[Rows from a dataset]
-- -- --

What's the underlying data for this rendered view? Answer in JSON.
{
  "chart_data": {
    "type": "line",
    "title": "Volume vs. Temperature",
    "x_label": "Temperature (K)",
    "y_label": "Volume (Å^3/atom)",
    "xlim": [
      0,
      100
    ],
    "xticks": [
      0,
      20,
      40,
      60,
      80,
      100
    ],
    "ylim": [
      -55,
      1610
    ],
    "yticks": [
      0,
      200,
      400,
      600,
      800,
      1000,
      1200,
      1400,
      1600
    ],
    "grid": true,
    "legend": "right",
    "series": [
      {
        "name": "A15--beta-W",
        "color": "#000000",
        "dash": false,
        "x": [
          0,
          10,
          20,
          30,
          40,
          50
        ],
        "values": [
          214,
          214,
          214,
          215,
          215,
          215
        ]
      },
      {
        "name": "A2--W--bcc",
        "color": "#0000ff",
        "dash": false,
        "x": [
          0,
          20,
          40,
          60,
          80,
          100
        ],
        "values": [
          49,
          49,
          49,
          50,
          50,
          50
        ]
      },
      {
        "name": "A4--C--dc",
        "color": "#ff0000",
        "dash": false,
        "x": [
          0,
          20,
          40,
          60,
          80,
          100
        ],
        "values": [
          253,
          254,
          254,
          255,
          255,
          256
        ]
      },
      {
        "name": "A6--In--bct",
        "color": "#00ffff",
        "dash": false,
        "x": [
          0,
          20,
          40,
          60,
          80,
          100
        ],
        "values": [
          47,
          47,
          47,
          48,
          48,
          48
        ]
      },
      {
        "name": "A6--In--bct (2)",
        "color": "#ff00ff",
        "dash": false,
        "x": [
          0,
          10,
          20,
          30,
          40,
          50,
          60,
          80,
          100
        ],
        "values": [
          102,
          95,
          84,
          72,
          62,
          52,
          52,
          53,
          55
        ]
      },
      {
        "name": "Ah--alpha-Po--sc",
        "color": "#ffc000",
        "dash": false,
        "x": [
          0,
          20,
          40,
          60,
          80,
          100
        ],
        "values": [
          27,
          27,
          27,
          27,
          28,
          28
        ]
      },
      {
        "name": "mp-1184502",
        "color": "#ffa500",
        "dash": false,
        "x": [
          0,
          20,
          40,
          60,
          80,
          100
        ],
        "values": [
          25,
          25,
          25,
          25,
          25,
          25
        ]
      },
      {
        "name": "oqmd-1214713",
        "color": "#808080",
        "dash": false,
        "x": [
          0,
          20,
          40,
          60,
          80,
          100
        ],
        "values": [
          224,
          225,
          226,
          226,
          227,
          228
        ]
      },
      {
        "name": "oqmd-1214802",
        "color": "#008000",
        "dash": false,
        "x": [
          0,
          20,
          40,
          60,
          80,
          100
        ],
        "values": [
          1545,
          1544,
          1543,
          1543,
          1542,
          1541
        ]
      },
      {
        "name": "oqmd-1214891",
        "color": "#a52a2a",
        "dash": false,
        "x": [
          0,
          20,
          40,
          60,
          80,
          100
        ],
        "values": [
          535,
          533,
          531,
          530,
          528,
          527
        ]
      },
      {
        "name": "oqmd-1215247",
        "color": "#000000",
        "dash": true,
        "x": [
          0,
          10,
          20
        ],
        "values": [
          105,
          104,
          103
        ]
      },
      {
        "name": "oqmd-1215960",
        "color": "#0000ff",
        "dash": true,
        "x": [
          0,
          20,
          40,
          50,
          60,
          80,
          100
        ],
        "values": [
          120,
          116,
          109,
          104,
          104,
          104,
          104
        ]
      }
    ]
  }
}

-- -- --

WHAT TO WORK ON: Repeat every line of the data, exactly and in full.

RESULT OF THIS TASK:
What's the underlying data for this rendered view? Answer in JSON.
{
  "chart_data": {
    "type": "line",
    "title": "Volume vs. Temperature",
    "x_label": "Temperature (K)",
    "y_label": "Volume (Å^3/atom)",
    "xlim": [
      0,
      100
    ],
    "xticks": [
      0,
      20,
      40,
      60,
      80,
      100
    ],
    "ylim": [
      -55,
      1610
    ],
    "yticks": [
      0,
      200,
      400,
      600,
      800,
      1000,
      1200,
      1400,
      1600
    ],
    "grid": true,
    "legend": "right",
    "series": [
      {
        "name": "A15--beta-W",
        "color": "#000000",
        "dash": false,
        "x": [
          0,
          10,
          20,
          30,
          40,
          50
        ],
        "values": [
          214,
          214,
          214,
          215,
          215,
          215
        ]
      },
      {
        "name": "A2--W--bcc",
        "color": "#0000ff",
        "dash": false,
        "x": [
          0,
          20,
          40,
          60,
          80,
          100
        ],
        "values": [
          49,
          49,
          49,
          50,
          50,
          50
        ]
      },
      {
        "name": "A4--C--dc",
        "color": "#ff0000",
        "dash": false,
        "x": [
          0,
          20,
          40,
          60,
          80,
          100
        ],
        "values": [
          253,
          254,
          254,
          255,
          255,
          256
        ]
      },
      {
        "name": "A6--In--bct",
        "color": "#00ffff",
        "dash": false,
        "x": [
          0,
          20,
          40,
          60,
          80,
          100
        ],
        "values": [
          47,
          47,
          47,
          48,
          48,
          48
        ]
      },
      {
        "name": "A6--In--bct (2)",
        "color": "#ff00ff",
        "dash": false,
        "x": [
          0,
          10,
          20,
          30,
          40,
          50,
          60,
          80,
          100
        ],
        "values": [
          102,
          95,
          84,
          72,
          62,
          52,
          52,
          53,
          55
        ]
      },
      {
        "name": "Ah--alpha-Po--sc",
        "color": "#ffc000",
        "dash": false,
        "x": [
          0,
          20,
          40,
          60,
          80,
          100
        ],
        "values": [
          27,
          27,
          27,
          27,
          28,
          28
        ]
      },
      {
        "name": "mp-1184502",
        "color": "#ffa500",
        "dash": false,
        "x": [
          0,
          20,
          40,
          60,
          80,
          100
        ],
        "values": [
          25,
          25,
          25,
          25,
          25,
          25
        ]
      },
      {
        "name": "oqmd-1214713",
        "color": "#808080",
        "dash": false,
        "x": [
          0,
          20,
          40,
          60,
          80,
          100
        ],
        "values": [
          224,
          225,
          226,
          226,
          227,
          228
        ]
      },
      {
        "name": "oqmd-1214802",
        "color": "#008000",
        "dash": false,
        "x": [
          0,
          20,
          40,
          60,
          80,
          100
        ],
        "values": [
          1545,
          1544,
          1543,
          1543,
          1542,
          1541
        ]
      },
      {
        "name": "oqmd-1214891",
        "color": "#a52a2a",
        "dash": false,
        "x": [
          0,
          20,
          40,
          60,
          80,
          100
        ],
        "values": [
          535,
          533,
          531,
          530,
          528,
          527
        ]
      },
      {
        "name": "oqmd-1215247",
        "color": "#000000",
        "dash": true,
        "x": [
          0,
          10,
          20
        ],
        "values": [
          105,
          104,
          103
        ]
      },
      {
        "name": "oqmd-1215960",
        "color": "#0000ff",
        "dash": true,
        "x": [
          0,
          20,
          40,
          50,
          60,
          80,
          100
        ],
        "values": [
          120,
          116,
          109,
          104,
          104,
          104,
          104
        ]
      }
    ]
  }
}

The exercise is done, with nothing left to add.